What needs to be done. Pull out every line with the word "cost" from the entries below.

Stored entries

-=-=-=-=-

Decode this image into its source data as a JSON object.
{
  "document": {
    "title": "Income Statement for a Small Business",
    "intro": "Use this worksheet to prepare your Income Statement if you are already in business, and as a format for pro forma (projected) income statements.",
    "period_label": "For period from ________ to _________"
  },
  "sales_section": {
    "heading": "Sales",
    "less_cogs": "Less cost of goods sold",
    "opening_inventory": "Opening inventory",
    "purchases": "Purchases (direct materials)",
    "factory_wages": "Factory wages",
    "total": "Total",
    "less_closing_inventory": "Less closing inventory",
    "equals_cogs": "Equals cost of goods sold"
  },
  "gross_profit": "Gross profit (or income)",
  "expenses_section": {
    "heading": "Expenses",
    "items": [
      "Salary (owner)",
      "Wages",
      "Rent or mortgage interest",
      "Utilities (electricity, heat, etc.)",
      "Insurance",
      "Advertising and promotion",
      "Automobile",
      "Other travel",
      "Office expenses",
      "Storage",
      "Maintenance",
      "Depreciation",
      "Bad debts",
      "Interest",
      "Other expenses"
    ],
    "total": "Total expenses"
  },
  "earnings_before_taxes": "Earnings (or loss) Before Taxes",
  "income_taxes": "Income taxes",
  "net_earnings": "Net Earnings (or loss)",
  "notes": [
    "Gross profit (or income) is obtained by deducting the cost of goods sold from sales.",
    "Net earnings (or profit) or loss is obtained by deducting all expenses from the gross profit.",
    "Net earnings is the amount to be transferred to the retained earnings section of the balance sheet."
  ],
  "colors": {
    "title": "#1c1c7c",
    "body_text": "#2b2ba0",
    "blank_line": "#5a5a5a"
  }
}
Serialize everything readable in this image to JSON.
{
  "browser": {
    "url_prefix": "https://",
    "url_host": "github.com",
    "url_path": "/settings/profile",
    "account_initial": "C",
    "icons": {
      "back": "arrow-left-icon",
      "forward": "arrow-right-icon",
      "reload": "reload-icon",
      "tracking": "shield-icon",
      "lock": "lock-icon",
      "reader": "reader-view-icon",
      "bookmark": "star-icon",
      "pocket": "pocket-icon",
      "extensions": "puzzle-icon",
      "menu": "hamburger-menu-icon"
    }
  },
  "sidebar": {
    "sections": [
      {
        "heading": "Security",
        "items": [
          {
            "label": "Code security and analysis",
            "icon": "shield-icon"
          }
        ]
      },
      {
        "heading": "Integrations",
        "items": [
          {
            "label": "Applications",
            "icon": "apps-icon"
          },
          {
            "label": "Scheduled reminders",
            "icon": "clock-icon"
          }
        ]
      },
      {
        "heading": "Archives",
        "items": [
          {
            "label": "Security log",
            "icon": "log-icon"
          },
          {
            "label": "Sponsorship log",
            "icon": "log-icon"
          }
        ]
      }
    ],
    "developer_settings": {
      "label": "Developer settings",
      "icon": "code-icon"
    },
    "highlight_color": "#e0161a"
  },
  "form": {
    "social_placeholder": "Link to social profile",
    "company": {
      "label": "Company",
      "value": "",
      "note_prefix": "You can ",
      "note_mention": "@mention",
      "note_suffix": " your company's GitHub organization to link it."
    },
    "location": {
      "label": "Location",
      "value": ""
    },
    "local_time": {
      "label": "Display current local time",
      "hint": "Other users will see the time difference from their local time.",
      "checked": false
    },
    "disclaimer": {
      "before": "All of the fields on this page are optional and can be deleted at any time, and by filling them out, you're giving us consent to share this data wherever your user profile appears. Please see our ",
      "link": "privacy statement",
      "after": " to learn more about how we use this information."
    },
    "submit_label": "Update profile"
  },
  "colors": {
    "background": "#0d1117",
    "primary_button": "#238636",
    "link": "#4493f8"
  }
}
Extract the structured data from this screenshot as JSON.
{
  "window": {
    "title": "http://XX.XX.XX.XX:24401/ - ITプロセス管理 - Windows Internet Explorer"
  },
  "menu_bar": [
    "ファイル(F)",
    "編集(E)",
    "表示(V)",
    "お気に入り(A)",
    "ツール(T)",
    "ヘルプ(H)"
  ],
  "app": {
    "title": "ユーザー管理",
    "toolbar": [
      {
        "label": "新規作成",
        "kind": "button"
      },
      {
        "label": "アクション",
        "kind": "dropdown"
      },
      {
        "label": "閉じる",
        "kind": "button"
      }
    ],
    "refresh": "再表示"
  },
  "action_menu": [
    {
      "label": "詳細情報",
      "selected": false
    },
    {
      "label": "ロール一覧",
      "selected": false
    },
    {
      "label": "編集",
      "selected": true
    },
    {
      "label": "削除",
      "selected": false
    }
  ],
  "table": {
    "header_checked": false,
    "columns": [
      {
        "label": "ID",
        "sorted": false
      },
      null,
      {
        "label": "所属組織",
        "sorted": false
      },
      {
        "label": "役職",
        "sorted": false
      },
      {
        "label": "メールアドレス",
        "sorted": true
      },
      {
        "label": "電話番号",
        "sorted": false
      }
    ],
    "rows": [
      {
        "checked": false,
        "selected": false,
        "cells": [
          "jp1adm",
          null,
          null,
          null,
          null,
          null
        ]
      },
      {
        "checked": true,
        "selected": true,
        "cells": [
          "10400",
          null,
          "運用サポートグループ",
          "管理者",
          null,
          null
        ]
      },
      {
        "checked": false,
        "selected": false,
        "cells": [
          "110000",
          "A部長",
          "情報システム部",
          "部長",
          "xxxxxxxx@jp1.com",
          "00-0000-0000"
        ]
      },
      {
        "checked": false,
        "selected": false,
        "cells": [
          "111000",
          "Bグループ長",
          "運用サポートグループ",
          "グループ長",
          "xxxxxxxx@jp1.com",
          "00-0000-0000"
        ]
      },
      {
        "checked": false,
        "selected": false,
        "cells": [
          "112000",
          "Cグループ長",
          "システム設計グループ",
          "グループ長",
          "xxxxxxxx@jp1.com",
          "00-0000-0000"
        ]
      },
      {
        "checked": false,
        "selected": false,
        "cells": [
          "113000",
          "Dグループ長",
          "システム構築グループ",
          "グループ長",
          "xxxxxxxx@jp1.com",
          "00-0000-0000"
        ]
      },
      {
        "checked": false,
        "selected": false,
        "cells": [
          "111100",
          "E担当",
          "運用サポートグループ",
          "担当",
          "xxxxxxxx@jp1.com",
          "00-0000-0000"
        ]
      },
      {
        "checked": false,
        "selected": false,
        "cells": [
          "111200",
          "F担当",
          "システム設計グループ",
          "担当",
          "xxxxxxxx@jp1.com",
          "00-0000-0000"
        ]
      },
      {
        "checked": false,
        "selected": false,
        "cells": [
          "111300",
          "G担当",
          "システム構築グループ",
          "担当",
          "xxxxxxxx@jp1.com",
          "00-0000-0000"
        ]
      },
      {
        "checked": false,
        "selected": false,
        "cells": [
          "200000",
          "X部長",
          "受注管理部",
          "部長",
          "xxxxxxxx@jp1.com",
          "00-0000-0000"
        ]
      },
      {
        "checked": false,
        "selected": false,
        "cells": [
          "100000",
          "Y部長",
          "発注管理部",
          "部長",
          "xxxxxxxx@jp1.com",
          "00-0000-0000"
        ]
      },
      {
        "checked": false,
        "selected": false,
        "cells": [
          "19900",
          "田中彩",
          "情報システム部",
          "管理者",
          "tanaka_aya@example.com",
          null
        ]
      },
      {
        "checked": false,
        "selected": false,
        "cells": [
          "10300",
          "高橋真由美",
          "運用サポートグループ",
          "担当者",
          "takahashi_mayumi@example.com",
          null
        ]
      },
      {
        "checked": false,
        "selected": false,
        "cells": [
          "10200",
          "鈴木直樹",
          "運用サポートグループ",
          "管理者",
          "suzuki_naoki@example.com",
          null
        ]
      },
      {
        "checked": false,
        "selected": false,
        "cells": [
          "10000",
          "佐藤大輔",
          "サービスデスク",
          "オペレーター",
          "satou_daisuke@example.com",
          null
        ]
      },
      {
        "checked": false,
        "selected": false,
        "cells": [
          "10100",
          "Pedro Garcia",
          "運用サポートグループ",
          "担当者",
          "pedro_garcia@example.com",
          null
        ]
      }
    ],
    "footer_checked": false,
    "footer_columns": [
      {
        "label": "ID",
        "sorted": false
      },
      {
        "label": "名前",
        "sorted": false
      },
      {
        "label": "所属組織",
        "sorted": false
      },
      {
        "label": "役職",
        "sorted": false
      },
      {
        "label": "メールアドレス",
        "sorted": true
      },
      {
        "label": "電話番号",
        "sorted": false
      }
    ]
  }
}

-=-=-=-=-

Full answer.
    "less_cogs": "Less cost of goods sold",
    "equals_cogs": "Equals cost of goods sold"
    "Gross profit (or income) is obtained by deducting the cost of goods sold from sales.",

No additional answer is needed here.